* Data
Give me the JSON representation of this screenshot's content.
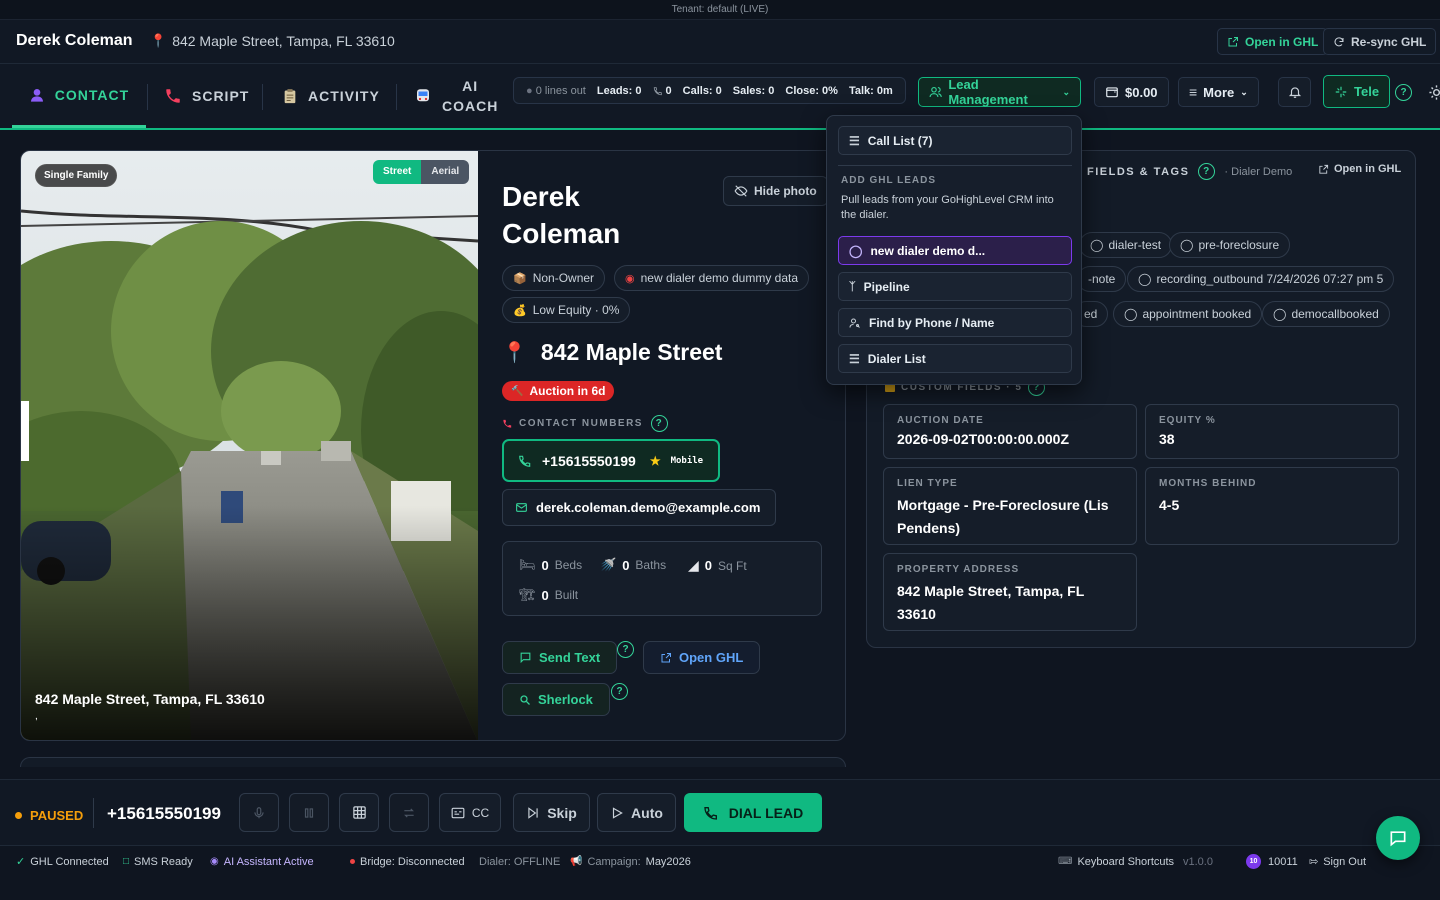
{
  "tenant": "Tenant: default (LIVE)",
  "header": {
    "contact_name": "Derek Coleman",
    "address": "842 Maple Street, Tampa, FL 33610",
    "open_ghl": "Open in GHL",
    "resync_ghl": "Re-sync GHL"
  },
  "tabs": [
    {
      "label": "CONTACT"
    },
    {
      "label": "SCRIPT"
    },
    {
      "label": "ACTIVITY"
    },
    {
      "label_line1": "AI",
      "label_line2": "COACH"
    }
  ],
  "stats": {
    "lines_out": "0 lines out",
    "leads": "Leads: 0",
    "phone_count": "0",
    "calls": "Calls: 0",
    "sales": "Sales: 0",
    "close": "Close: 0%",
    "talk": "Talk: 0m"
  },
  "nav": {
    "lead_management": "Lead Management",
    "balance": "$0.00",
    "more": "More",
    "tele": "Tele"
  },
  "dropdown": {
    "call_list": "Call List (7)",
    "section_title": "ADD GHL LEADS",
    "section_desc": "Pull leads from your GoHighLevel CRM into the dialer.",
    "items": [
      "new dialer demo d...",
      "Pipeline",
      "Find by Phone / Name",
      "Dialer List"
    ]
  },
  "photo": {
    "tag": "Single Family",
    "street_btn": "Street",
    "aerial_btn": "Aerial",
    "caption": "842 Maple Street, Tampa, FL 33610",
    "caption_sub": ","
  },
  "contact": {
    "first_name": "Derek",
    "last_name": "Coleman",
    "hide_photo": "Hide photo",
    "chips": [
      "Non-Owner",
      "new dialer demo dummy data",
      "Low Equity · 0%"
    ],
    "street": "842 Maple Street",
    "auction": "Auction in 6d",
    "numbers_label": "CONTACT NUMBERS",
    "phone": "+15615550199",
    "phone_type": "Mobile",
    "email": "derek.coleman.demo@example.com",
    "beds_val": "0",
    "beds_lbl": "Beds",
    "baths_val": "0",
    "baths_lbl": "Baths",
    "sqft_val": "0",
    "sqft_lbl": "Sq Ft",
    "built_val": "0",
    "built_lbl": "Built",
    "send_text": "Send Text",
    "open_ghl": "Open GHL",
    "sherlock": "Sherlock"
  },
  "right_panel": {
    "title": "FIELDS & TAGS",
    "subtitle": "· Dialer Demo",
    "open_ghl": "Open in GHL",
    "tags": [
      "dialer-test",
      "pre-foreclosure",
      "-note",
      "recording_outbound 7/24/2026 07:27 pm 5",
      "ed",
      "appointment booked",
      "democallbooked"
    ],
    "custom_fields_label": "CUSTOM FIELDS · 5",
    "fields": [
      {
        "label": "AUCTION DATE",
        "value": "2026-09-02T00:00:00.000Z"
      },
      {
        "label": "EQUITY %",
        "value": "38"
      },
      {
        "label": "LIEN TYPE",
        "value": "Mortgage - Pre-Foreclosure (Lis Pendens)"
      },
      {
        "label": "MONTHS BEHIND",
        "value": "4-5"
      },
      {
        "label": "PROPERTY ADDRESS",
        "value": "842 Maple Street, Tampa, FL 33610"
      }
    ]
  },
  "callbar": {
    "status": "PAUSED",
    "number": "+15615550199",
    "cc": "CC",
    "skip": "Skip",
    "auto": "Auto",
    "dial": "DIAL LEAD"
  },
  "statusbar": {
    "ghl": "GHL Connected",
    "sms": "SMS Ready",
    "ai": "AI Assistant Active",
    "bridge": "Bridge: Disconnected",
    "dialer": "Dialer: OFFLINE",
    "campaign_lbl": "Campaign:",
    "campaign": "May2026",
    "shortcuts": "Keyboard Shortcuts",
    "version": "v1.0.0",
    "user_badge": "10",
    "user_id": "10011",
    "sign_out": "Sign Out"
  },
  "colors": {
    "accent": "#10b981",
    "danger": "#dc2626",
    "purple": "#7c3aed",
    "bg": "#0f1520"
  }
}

...

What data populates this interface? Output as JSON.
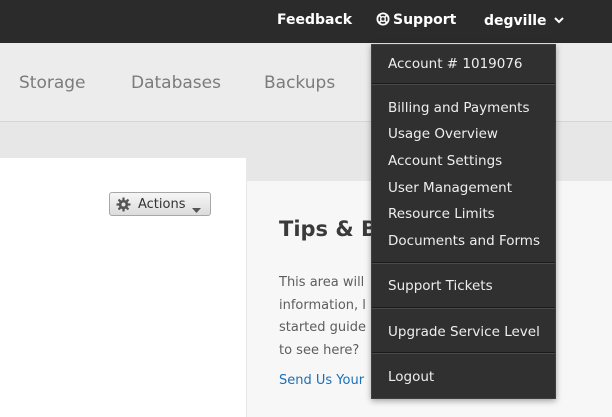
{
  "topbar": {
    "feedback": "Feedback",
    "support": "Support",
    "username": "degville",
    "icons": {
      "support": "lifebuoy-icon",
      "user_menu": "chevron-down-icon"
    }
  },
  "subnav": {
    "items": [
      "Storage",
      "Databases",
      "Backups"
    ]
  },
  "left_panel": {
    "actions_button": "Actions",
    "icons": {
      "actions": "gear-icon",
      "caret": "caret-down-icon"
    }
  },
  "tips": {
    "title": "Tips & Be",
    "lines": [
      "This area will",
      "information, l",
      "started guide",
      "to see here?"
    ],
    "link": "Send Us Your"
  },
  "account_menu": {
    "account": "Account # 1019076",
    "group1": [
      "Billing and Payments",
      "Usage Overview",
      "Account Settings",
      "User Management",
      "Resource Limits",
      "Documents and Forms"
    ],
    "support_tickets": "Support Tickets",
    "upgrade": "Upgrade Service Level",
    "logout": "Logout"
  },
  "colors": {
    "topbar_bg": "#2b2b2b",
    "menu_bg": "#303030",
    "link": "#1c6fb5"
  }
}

* Task description
Determine how many lines of the material include the string "Street". Output only that count.

* Full answer
5